** START PROVIDED INFORMATION **

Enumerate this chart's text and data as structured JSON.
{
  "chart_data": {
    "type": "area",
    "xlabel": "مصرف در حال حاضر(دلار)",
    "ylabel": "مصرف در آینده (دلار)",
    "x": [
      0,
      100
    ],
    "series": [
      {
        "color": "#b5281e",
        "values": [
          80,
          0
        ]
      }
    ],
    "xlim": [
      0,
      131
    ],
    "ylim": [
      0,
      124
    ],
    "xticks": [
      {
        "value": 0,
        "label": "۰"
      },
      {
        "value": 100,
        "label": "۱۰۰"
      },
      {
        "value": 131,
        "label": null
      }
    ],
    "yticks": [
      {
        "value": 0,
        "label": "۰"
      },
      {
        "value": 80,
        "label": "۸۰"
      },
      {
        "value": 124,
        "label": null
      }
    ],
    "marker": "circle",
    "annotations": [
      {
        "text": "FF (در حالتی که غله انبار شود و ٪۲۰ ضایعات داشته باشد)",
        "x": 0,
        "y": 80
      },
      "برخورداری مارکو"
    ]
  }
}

** END PROVIDED INFORMATION **

▶ _THE PROBLEM_
Repeat every record, exactly as written.

▶ _TASK RESPONSE_
Enumerate this chart's text and data as structured JSON.
{
  "chart_data": {
    "type": "area",
    "xlabel": "مصرف در حال حاضر(دلار)",
    "ylabel": "مصرف در آینده (دلار)",
    "x": [
      0,
      100
    ],
    "series": [
      {
        "color": "#b5281e",
        "values": [
          80,
          0
        ]
      }
    ],
    "xlim": [
      0,
      131
    ],
    "ylim": [
      0,
      124
    ],
    "xticks": [
      {
        "value": 0,
        "label": "۰"
      },
      {
        "value": 100,
        "label": "۱۰۰"
      },
      {
        "value": 131,
        "label": null
      }
    ],
    "yticks": [
      {
        "value": 0,
        "label": "۰"
      },
      {
        "value": 80,
        "label": "۸۰"
      },
      {
        "value": 124,
        "label": null
      }
    ],
    "marker": "circle",
    "annotations": [
      {
        "text": "FF (در حالتی که غله انبار شود و ٪۲۰ ضایعات داشته باشد)",
        "x": 0,
        "y": 80
      },
      "برخورداری مارکو"
    ]
  }
}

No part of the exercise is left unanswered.